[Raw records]
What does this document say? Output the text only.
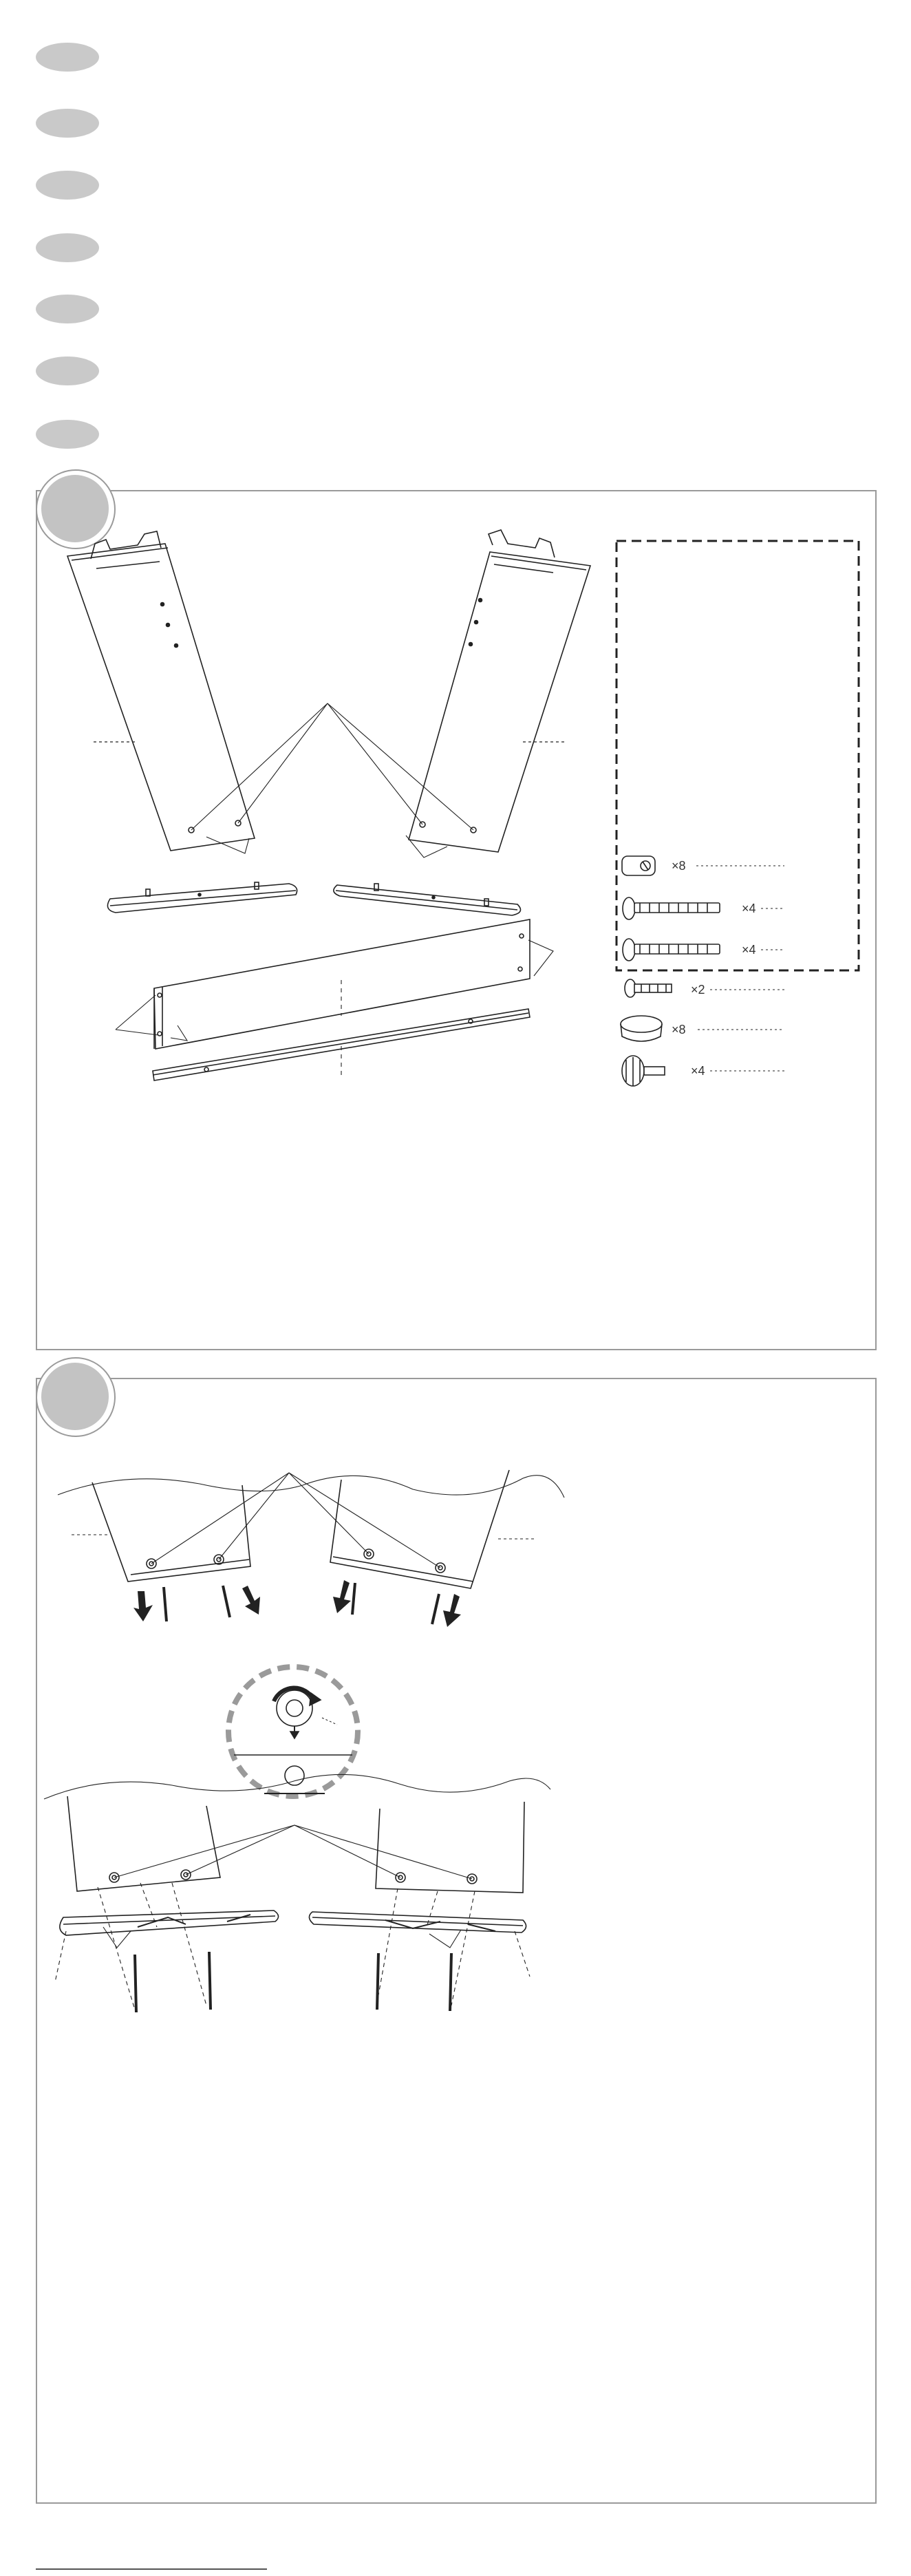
×8
×4
×4
×2
×8
×4
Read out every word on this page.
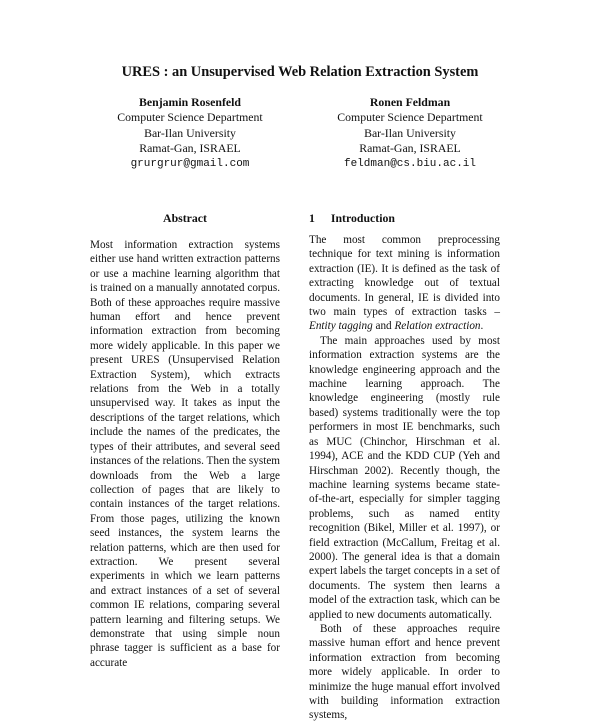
URES : an Unsupervised Web Relation Extraction System
Benjamin Rosenfeld
Computer Science Department
Bar-Ilan University
Ramat-Gan, ISRAEL
grurgrur@gmail.com
Ronen Feldman
Computer Science Department
Bar-Ilan University
Ramat-Gan, ISRAEL
feldman@cs.biu.ac.il
Abstract	1 Introduction

Most information extraction systems either use hand written extraction patterns or use a machine learning algorithm that is trained on a manually annotated corpus. Both of these approaches require massive human effort and hence prevent information extraction from becoming more widely applicable. In this paper we present URES (Unsupervised Relation Extraction System), which extracts relations from the Web in a totally unsupervised way. It takes as input the descriptions of the target relations, which include the names of the predicates, the types of their attributes, and several seed instances of the relations. Then the system downloads from the Web a large collection of pages that are likely to contain instances of the target relations. From those pages, utilizing the known seed instances, the system learns the relation patterns, which are then used for extraction. We present several experiments in which we learn patterns and extract instances of a set of several common IE relations, comparing several pattern learning and filtering setups. We demonstrate that using simple noun phrase tagger is sufficient as a base for accurate

The most common preprocessing technique for text mining is information extraction (IE). It is defined as the task of extracting knowledge out of textual documents. In general, IE is divided into two main types of extraction tasks – Entity tagging and Relation extraction.

The main approaches used by most information extraction systems are the knowledge engineering approach and the machine learning approach. The knowledge engineering (mostly rule based) systems traditionally were the top performers in most IE benchmarks, such as MUC (Chinchor, Hirschman et al. 1994), ACE and the KDD CUP (Yeh and Hirschman 2002). Recently though, the machine learning systems became state-of-the-art, especially for simpler tagging problems, such as named entity recognition (Bikel, Miller et al. 1997), or field extraction (McCallum, Freitag et al. 2000). The general idea is that a domain expert labels the target concepts in a set of documents. The system then learns a model of the extraction task, which can be applied to new documents automatically.

Both of these approaches require massive human effort and hence prevent information extraction from becoming more widely applicable. In order to minimize the huge manual effort involved with building information extraction systems,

__Work to complete__:
Extract the full listing above verbatim; pictures are to be left out of the copy.

__Full solution__:
What does this document say? Output the text only.
×8
×4
×4
×2
×8
×4
Read out every word on this page.
URES : an Unsupervised Web Relation Extraction System
Benjamin Rosenfeld
Computer Science Department
Bar-Ilan University
Ramat-Gan, ISRAEL
grurgrur@gmail.com
Ronen Feldman
Computer Science Department
Bar-Ilan University
Ramat-Gan, ISRAEL
feldman@cs.biu.ac.il
Abstract	1 Introduction

Most information extraction systems either use hand written extraction patterns or use a machine learning algorithm that is trained on a manually annotated corpus. Both of these approaches require massive human effort and hence prevent information extraction from becoming more widely applicable. In this paper we present URES (Unsupervised Relation Extraction System), which extracts relations from the Web in a totally unsupervised way. It takes as input the descriptions of the target relations, which include the names of the predicates, the types of their attributes, and several seed instances of the relations. Then the system downloads from the Web a large collection of pages that are likely to contain instances of the target relations. From those pages, utilizing the known seed instances, the system learns the relation patterns, which are then used for extraction. We present several experiments in which we learn patterns and extract instances of a set of several common IE relations, comparing several pattern learning and filtering setups. We demonstrate that using simple noun phrase tagger is sufficient as a base for accurate

The most common preprocessing technique for text mining is information extraction (IE). It is defined as the task of extracting knowledge out of textual documents. In general, IE is divided into two main types of extraction tasks – Entity tagging and Relation extraction.

The main approaches used by most information extraction systems are the knowledge engineering approach and the machine learning approach. The knowledge engineering (mostly rule based) systems traditionally were the top performers in most IE benchmarks, such as MUC (Chinchor, Hirschman et al. 1994), ACE and the KDD CUP (Yeh and Hirschman 2002). Recently though, the machine learning systems became state-of-the-art, especially for simpler tagging problems, such as named entity recognition (Bikel, Miller et al. 1997), or field extraction (McCallum, Freitag et al. 2000). The general idea is that a domain expert labels the target concepts in a set of documents. The system then learns a model of the extraction task, which can be applied to new documents automatically.

Both of these approaches require massive human effort and hence prevent information extraction from becoming more widely applicable. In order to minimize the huge manual effort involved with building information extraction systems,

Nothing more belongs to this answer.